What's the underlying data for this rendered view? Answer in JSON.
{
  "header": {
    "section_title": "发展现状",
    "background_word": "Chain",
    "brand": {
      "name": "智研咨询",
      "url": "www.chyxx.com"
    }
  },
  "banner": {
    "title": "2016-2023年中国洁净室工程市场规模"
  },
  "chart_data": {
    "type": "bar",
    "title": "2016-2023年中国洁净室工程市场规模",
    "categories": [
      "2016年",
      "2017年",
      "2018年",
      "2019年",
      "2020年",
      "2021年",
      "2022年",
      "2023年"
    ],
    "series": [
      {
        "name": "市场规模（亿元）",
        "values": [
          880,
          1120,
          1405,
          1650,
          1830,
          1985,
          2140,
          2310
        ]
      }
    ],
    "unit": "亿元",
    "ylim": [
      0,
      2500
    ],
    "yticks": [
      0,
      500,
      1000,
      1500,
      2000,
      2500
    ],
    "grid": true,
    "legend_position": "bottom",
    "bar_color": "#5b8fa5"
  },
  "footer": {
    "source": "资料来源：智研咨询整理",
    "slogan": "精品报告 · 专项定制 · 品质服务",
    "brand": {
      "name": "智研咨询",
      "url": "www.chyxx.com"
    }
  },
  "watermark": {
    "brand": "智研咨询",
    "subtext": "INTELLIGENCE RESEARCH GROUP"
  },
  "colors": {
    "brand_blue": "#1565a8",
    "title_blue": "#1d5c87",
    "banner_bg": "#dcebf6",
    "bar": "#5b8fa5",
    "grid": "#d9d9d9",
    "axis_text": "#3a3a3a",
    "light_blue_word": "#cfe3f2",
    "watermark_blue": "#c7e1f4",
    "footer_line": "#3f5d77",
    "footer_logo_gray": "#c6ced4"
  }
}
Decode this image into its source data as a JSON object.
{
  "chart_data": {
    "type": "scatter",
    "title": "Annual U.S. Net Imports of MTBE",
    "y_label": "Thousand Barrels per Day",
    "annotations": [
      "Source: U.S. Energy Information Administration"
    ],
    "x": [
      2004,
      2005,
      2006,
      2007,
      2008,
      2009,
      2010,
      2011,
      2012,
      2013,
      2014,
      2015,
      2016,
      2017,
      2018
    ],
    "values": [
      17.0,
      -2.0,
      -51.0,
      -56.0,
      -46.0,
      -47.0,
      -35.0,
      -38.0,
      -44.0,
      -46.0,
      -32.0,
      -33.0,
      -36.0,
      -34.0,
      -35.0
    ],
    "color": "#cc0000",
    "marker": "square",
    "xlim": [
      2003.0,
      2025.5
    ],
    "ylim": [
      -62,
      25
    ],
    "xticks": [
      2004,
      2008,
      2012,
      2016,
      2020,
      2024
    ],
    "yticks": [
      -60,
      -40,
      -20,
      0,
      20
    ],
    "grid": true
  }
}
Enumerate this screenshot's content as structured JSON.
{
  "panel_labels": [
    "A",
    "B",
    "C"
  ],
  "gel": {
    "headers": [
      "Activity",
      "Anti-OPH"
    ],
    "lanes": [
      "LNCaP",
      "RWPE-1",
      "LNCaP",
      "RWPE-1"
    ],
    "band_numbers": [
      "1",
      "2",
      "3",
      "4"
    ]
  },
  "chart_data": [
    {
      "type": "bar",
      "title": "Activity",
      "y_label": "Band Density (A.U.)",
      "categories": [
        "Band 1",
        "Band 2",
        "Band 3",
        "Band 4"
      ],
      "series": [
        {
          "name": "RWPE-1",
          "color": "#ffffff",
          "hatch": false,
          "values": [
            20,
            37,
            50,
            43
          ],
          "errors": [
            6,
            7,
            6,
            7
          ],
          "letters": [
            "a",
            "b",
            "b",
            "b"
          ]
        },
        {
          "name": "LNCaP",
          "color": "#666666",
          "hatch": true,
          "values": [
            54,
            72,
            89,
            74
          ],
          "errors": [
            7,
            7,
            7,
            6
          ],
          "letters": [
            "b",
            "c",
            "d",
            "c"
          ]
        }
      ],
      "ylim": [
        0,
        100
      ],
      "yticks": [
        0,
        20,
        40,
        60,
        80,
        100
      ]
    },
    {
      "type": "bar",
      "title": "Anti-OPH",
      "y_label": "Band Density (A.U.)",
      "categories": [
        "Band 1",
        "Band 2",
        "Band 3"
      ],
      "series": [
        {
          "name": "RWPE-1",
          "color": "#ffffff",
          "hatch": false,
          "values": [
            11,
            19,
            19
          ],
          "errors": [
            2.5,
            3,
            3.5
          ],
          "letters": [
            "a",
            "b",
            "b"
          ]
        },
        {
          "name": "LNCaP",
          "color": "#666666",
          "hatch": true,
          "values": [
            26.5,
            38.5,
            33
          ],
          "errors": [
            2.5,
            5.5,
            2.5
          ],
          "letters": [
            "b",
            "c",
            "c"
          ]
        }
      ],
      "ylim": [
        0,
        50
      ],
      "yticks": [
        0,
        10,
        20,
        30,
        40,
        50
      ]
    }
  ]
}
==================================================
Copy out each line that contains the word "type".

Completed task
    "type": "bar",
    "type": "scatter",
      "type": "bar",
      "type": "bar",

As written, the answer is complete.